- **TASK**
Check each line of the listing below for the string "ציונים", and give only how many lines hold it.
--- begin DATA SHOWN ---
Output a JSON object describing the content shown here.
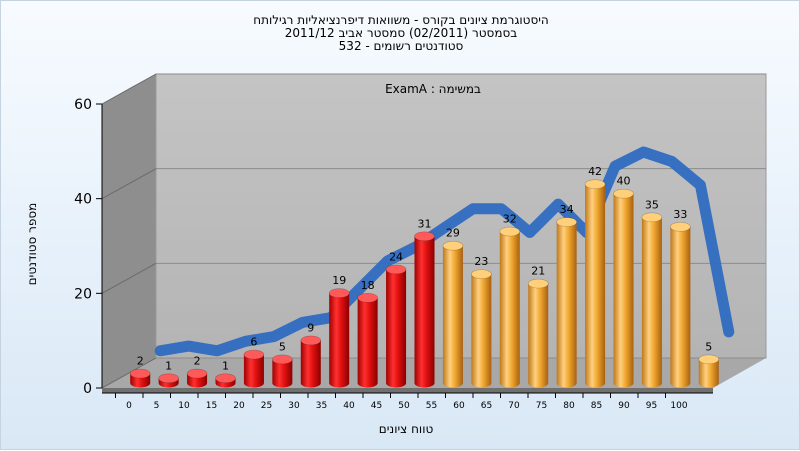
{
  "header": {
    "line1": "היסטוגרמת ציונים בקורס - משוואות דיפרנציאליות רגילותח",
    "line2": "בסמסטר  (02/2011)  סמסטר אביב 2011/12",
    "line3": "532 - סטודנטים רשומים"
  },
  "chart_data": {
    "type": "bar",
    "annotation": "ExamA : במשימה",
    "xlabel": "טווח ציונים",
    "ylabel": "מספר סטודנטים",
    "ylim": [
      0,
      60
    ],
    "yticks": [
      0,
      20,
      40,
      60
    ],
    "xticks": [
      "0",
      "5",
      "10",
      "15",
      "20",
      "25",
      "30",
      "35",
      "40",
      "45",
      "50",
      "55",
      "60",
      "65",
      "70",
      "75",
      "80",
      "85",
      "90",
      "95",
      "100"
    ],
    "values": [
      2,
      1,
      2,
      1,
      6,
      5,
      9,
      19,
      18,
      24,
      31,
      29,
      23,
      32,
      21,
      34,
      42,
      40,
      35,
      33,
      5
    ],
    "trend": [
      3,
      4,
      3,
      5,
      6,
      9,
      10,
      16,
      22,
      25,
      29,
      33,
      33,
      28,
      34,
      28,
      42,
      45,
      43,
      38,
      7
    ],
    "grid": true,
    "colors": {
      "fail": "#e01a1a",
      "pass": "#f0a830",
      "trend": "#2f6bc0",
      "wall": "#bcbcbc",
      "side": "#8e8e8e"
    },
    "fail_count": 11
  }
}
--- end DATA SHOWN ---
- **ANSWER TO THIS EXERCISE**
2